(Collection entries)
----------

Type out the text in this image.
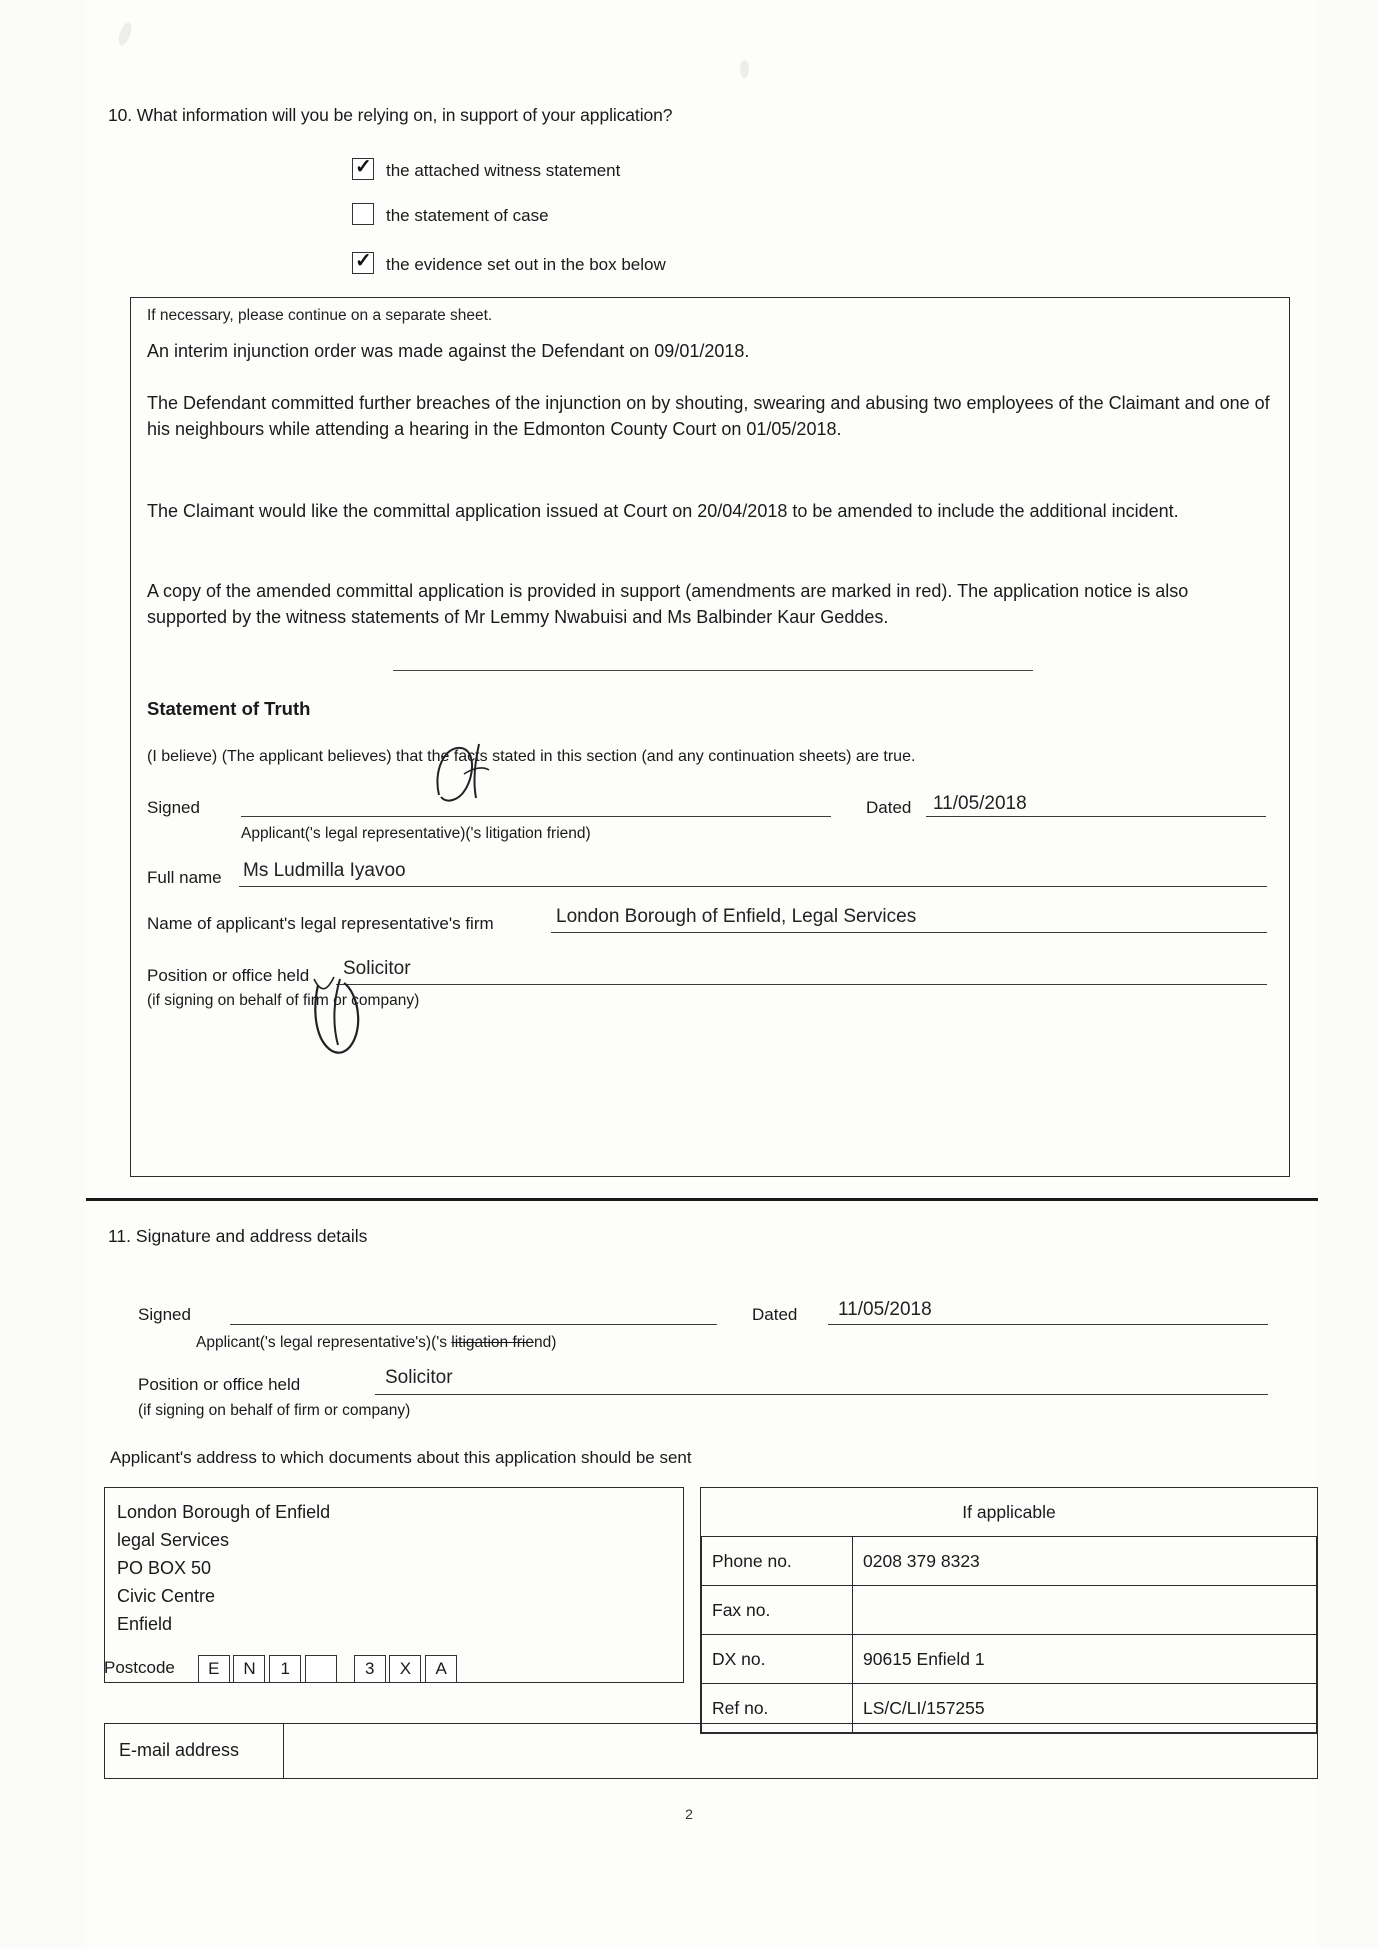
10. What information will you be relying on, in support of your application?
✓the attached witness statement
the statement of case
✓the evidence set out in the box below
If necessary, please continue on a separate sheet.
An interim injunction order was made against the Defendant on 09/01/2018.
The Defendant committed further breaches of the injunction on by shouting, swearing and abusing two employees of the Claimant and one of his neighbours while attending a hearing in the Edmonton County Court on 01/05/2018.
The Claimant would like the committal application issued at Court on 20/04/2018 to be amended to include the additional incident.
A copy of the amended committal application is provided in support (amendments are marked in red). The application notice is also supported by the witness statements of Mr Lemmy Nwabuisi and Ms Balbinder Kaur Geddes.
Statement of Truth
(I believe) (The applicant believes) that the facts stated in this section (and any continuation sheets) are true.
Signed
Applicant('s legal representative)('s litigation friend)
Dated 11/05/2018
Full name Ms Ludmilla Iyavoo
Name of applicant's legal representative's firm	London Borough of Enfield, Legal Services
Position or office held Solicitor
(if signing on behalf of firm or company)
11. Signature and address details
Signed
Applicant('s legal representative's)('s litigation friend)
Dated 11/05/2018
Position or office held	Solicitor
(if signing on behalf of firm or company)
Applicant's address to which documents about this application should be sent
London Borough of Enfield
legal Services
PO BOX 50
Civic Centre
Enfield
Postcode E N 1	3 X A
If applicable	
Phone no.	0208 379 8323
Fax no.	
DX no.	90615 Enfield 1
Ref no.	LS/C/LI/157255
E-mail address
2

----------

▶ Problem requirements:
Check each line above for "held" and return the ones that have it.

▶ Solution for this exercise:
Position or office held Solicitor
Position or office held	Solicitor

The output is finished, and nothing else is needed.